** Provided entries **
----------
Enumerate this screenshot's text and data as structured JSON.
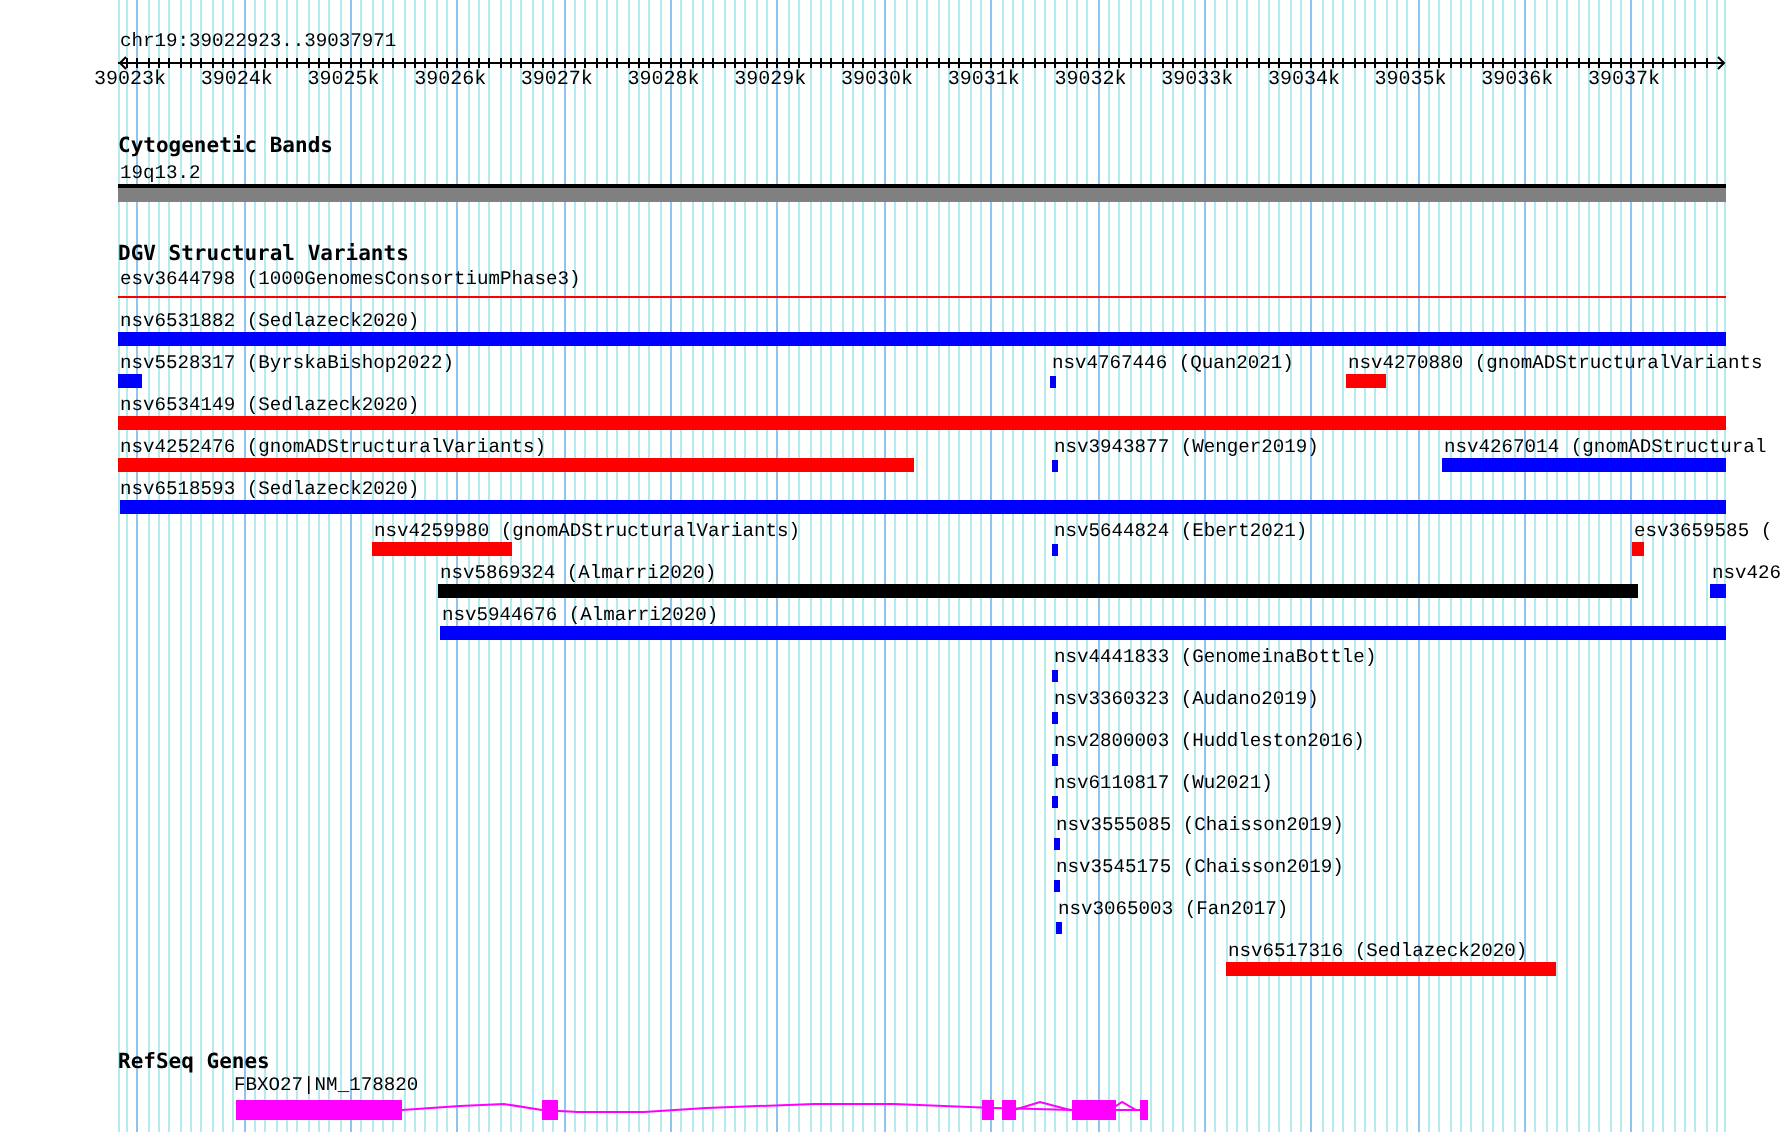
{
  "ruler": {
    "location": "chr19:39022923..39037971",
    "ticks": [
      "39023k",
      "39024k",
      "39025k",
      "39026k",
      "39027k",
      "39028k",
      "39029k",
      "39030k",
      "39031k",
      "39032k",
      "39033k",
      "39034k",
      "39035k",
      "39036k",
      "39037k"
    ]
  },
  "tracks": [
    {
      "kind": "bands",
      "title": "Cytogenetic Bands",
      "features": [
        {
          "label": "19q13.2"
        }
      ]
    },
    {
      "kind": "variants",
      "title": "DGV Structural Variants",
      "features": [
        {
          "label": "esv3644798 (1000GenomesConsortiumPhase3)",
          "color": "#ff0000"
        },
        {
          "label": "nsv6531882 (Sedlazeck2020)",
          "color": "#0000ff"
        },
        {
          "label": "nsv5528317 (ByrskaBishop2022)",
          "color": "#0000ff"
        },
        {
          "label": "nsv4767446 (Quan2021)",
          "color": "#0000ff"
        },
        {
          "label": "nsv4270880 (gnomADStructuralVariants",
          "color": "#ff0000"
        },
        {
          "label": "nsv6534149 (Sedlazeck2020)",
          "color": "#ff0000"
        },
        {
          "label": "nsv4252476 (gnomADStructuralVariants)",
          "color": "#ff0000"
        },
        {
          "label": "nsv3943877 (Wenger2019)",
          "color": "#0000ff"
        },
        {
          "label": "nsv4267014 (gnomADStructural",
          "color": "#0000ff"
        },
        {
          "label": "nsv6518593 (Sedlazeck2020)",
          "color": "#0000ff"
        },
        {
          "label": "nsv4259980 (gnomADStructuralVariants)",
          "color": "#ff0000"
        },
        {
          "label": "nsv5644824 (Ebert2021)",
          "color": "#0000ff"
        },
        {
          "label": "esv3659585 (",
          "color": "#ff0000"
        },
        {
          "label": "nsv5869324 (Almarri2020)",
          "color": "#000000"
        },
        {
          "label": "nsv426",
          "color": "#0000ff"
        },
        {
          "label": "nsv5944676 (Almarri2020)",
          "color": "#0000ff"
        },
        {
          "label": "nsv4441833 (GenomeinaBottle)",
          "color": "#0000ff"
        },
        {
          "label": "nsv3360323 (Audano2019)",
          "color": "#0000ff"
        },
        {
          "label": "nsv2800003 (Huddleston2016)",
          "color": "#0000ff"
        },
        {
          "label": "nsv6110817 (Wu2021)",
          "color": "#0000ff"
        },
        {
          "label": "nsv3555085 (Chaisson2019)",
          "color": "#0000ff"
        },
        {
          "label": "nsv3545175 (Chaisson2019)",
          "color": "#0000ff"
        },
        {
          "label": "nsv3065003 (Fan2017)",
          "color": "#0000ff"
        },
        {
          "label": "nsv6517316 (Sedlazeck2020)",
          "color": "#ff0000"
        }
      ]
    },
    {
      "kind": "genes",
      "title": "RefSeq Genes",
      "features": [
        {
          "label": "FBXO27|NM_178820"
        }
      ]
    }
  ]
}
----------
** Aim of the task **
For each line of the material that includes the word "gnomADStructuralVariants", make a copy.

** Solution for this problem **
          "label": "nsv4270880 (gnomADStructuralVariants",
          "label": "nsv4252476 (gnomADStructuralVariants)",
          "label": "nsv4259980 (gnomADStructuralVariants)",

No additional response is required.